## Brief
Count how many lines hold the string "Pieces". Answer with that number and nothing more.

-=-=-=-=-

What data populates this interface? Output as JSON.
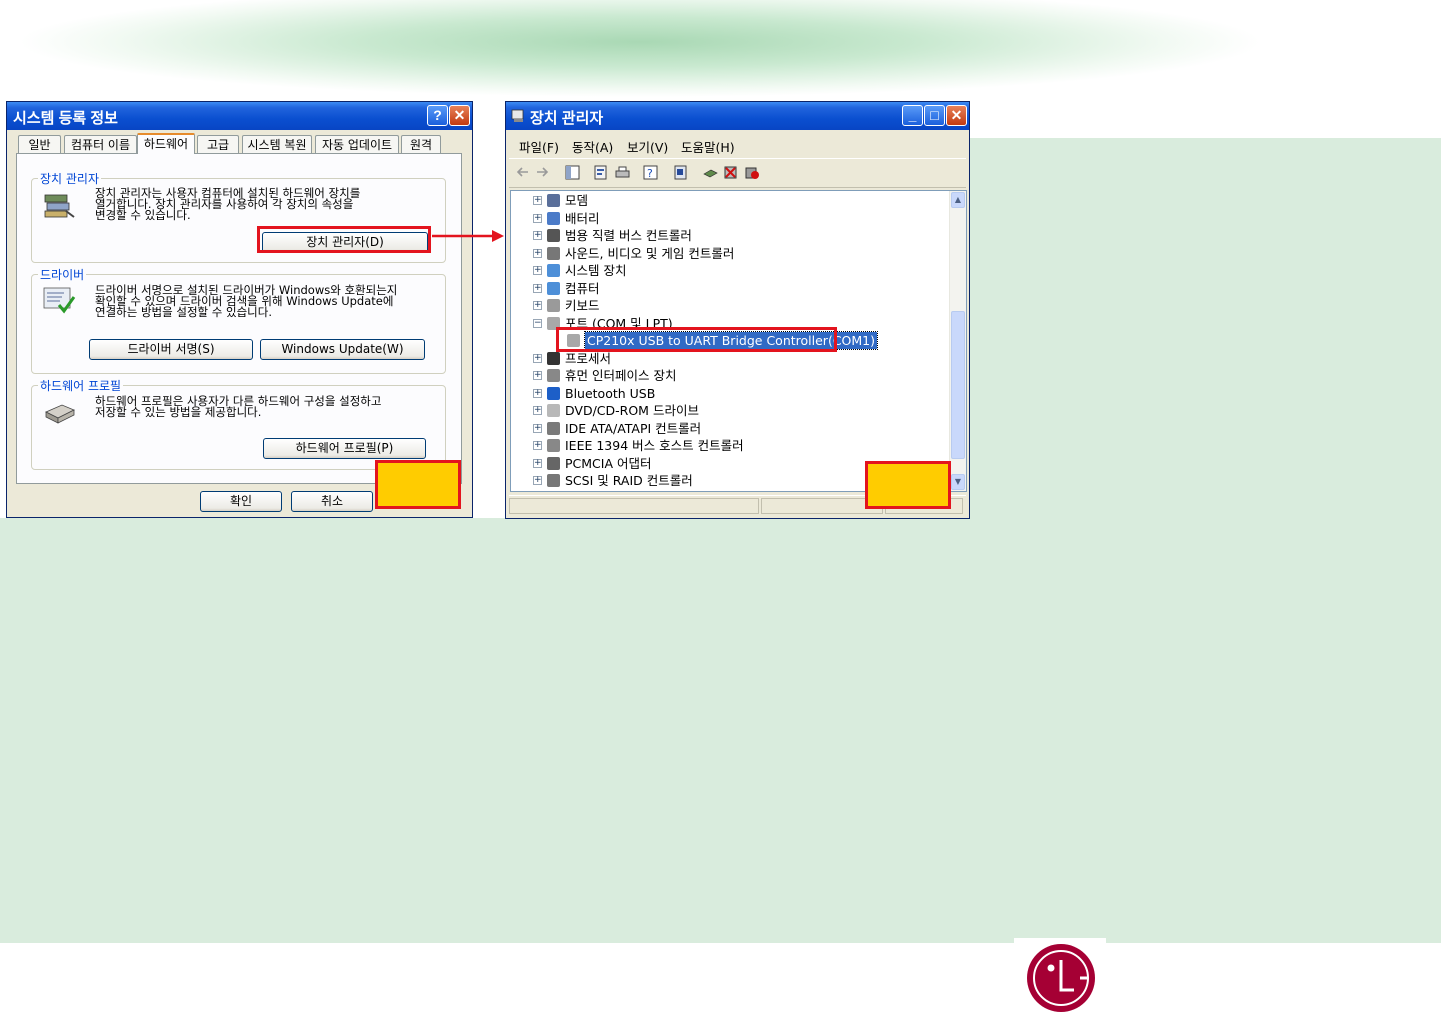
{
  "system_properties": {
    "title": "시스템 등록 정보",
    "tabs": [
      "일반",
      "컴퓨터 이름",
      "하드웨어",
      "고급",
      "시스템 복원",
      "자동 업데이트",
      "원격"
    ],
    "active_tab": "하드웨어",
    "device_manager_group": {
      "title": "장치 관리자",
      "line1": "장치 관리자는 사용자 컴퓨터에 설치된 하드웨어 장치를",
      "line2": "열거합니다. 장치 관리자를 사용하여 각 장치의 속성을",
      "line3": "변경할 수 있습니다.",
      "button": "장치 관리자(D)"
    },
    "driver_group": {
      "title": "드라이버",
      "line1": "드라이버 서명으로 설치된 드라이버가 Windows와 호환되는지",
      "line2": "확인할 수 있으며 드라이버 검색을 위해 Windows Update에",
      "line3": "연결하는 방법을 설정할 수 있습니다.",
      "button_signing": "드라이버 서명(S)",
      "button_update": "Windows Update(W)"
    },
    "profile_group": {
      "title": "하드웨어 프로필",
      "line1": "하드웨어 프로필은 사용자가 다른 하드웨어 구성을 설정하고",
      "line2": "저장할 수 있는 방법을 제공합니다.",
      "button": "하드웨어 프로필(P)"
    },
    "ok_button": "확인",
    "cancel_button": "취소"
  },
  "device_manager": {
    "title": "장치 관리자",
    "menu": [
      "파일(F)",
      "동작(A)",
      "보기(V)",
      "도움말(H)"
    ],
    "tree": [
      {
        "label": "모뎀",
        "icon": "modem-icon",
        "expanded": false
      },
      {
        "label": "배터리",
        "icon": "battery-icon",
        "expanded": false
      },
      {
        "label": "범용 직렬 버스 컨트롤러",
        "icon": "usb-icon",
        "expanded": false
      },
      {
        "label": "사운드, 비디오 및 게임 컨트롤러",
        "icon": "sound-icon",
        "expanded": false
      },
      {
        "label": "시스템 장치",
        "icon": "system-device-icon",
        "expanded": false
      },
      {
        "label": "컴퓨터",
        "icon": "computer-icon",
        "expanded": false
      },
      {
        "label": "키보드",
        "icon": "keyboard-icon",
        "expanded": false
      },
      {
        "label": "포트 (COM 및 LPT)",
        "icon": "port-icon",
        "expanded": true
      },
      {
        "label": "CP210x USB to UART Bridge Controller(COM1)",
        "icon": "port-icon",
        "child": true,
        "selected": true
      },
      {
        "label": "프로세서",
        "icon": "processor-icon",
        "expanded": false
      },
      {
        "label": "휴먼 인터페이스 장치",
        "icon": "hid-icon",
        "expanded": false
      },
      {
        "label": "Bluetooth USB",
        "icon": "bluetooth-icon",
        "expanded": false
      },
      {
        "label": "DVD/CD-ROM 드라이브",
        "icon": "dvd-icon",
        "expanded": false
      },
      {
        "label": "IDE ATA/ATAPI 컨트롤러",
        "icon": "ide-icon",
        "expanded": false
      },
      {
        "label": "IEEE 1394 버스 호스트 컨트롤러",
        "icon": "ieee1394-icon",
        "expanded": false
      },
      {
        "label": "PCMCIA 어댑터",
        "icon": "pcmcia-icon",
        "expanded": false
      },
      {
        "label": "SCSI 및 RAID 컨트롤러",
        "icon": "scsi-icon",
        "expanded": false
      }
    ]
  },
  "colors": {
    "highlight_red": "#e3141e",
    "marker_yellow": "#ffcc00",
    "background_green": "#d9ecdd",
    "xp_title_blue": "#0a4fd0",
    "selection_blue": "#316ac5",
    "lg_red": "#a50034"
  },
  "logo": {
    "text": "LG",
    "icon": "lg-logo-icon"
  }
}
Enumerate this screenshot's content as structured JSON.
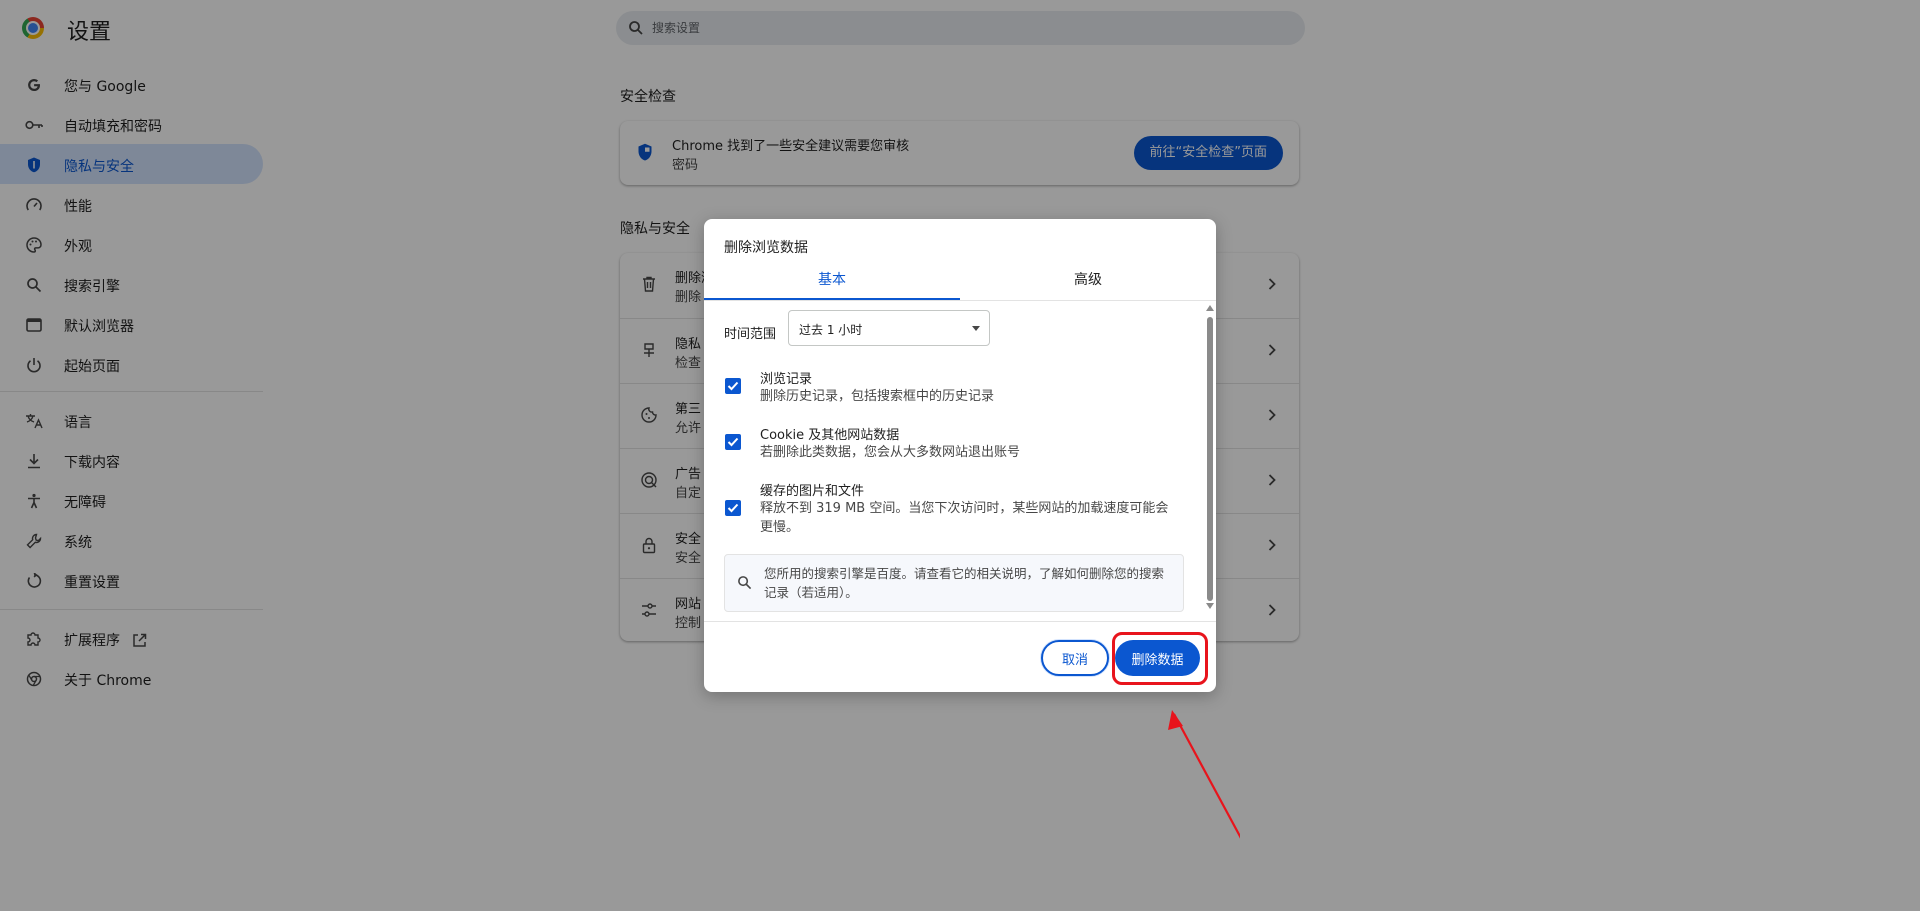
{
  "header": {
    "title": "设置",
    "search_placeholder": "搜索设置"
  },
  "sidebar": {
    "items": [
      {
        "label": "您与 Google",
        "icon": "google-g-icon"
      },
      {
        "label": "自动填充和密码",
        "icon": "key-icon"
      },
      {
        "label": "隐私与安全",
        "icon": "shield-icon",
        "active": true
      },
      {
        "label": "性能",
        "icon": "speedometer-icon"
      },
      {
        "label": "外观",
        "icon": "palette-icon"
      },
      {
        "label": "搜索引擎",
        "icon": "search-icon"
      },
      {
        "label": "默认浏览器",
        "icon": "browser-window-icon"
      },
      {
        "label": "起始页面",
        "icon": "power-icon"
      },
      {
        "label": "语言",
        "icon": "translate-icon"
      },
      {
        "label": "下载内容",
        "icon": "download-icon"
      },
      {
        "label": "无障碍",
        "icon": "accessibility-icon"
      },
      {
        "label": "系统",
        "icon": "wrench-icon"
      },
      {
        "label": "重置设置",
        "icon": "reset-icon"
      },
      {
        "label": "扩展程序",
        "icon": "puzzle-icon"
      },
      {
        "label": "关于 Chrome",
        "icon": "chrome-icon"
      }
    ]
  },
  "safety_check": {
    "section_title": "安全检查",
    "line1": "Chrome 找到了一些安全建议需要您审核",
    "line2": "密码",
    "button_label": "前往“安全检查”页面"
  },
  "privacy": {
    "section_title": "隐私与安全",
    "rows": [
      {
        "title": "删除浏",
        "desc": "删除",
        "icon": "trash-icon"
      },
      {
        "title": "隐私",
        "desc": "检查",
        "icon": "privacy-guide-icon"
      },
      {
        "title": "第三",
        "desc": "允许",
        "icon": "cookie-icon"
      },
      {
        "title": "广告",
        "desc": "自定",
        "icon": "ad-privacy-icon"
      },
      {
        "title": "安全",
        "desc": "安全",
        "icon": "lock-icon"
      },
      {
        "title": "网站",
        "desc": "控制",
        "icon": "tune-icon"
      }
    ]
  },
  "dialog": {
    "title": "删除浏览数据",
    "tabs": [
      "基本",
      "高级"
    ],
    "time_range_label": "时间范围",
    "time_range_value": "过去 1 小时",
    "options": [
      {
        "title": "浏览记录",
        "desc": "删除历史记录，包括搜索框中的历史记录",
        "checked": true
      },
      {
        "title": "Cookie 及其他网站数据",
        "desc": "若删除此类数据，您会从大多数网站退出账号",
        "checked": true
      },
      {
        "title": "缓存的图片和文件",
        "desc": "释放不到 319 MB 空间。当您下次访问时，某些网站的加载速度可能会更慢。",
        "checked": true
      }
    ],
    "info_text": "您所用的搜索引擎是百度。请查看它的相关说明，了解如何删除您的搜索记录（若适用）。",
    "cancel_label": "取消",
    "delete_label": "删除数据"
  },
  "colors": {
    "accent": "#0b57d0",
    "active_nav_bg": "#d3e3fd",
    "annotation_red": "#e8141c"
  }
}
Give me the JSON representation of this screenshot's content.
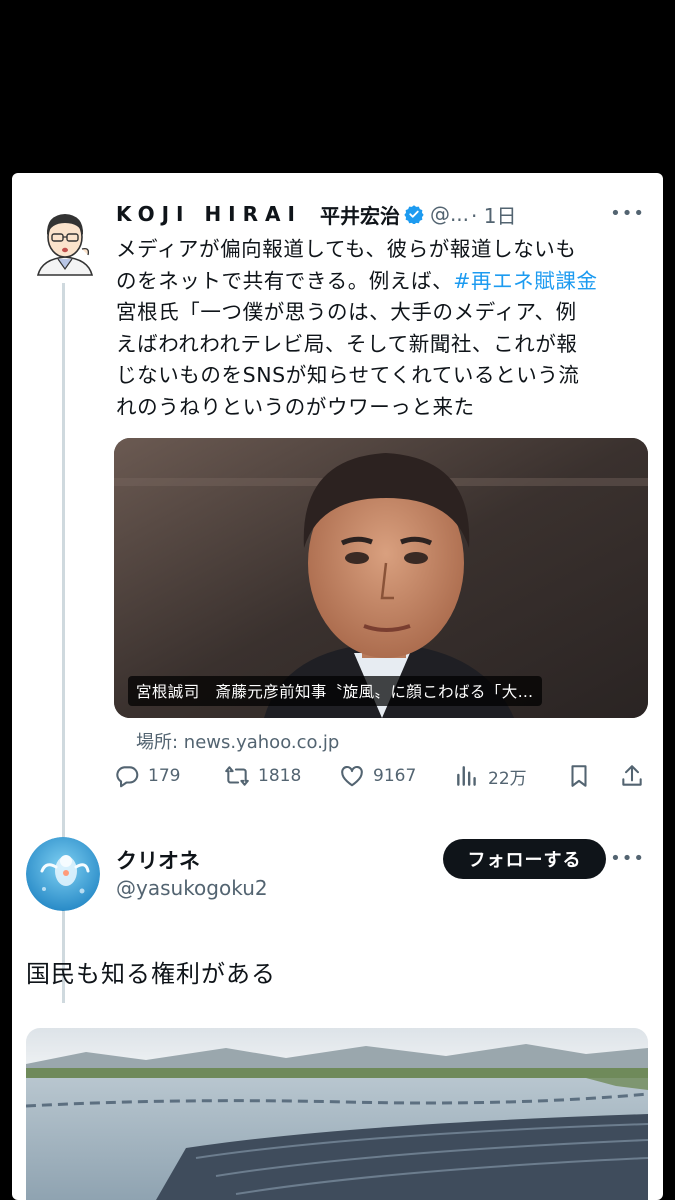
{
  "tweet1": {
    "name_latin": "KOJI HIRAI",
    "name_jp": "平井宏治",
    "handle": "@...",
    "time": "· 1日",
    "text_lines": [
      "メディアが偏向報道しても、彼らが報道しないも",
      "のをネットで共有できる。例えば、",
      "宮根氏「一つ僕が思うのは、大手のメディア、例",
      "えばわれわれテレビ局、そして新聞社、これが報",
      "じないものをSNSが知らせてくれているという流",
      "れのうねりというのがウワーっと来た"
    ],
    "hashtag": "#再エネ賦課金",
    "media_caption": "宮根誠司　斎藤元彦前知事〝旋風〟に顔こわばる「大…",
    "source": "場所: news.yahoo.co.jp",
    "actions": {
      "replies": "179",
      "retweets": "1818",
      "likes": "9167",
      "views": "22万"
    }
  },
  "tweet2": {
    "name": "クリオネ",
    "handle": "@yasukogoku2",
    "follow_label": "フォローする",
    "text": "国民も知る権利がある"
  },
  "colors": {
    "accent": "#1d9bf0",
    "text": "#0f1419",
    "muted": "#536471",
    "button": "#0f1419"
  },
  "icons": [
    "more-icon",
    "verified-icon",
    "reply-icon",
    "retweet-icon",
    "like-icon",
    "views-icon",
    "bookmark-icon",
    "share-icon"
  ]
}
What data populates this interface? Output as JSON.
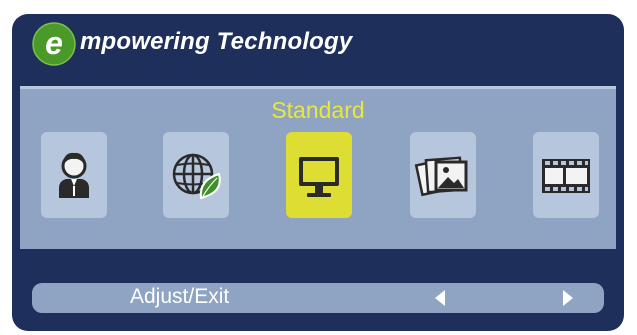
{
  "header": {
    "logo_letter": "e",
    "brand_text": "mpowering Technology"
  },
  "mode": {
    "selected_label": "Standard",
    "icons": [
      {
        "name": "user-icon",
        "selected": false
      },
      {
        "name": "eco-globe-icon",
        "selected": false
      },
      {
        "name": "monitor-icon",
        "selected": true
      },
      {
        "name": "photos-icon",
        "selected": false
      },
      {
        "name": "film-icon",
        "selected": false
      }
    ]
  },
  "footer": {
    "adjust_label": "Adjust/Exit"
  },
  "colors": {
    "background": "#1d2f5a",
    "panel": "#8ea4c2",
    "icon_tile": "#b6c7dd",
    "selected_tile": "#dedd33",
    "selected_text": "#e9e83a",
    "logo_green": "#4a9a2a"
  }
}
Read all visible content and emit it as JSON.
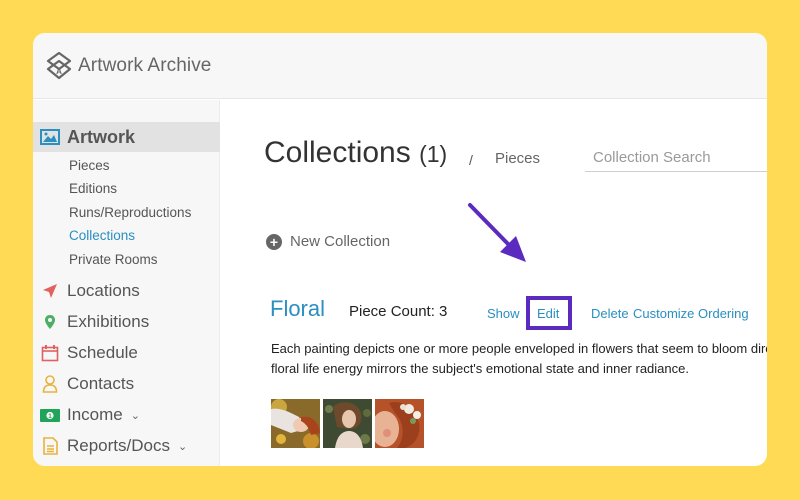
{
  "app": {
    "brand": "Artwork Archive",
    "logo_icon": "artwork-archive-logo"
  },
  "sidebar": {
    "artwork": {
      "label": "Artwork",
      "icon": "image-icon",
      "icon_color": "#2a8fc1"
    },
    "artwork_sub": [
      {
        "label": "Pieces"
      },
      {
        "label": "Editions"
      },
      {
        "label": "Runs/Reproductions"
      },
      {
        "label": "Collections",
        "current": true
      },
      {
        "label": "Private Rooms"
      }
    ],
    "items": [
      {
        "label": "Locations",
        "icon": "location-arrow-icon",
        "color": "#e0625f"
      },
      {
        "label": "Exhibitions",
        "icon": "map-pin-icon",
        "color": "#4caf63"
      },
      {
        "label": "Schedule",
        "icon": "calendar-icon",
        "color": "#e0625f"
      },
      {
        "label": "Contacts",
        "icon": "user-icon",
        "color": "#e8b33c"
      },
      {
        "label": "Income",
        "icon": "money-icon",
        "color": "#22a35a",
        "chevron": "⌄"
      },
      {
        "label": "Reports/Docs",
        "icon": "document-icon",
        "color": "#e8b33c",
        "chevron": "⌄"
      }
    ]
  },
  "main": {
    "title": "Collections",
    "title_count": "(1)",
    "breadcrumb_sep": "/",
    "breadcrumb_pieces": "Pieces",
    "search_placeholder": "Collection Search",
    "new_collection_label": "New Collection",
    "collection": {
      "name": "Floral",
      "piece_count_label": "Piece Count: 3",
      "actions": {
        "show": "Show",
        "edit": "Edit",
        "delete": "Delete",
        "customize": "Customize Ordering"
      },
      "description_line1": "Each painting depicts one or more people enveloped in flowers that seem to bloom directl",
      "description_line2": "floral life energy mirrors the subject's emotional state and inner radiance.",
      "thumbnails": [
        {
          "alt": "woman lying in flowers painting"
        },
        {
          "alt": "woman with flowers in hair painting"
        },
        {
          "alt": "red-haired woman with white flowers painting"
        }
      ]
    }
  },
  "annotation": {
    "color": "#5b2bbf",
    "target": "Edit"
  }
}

-=-=-=-=-

## Result
2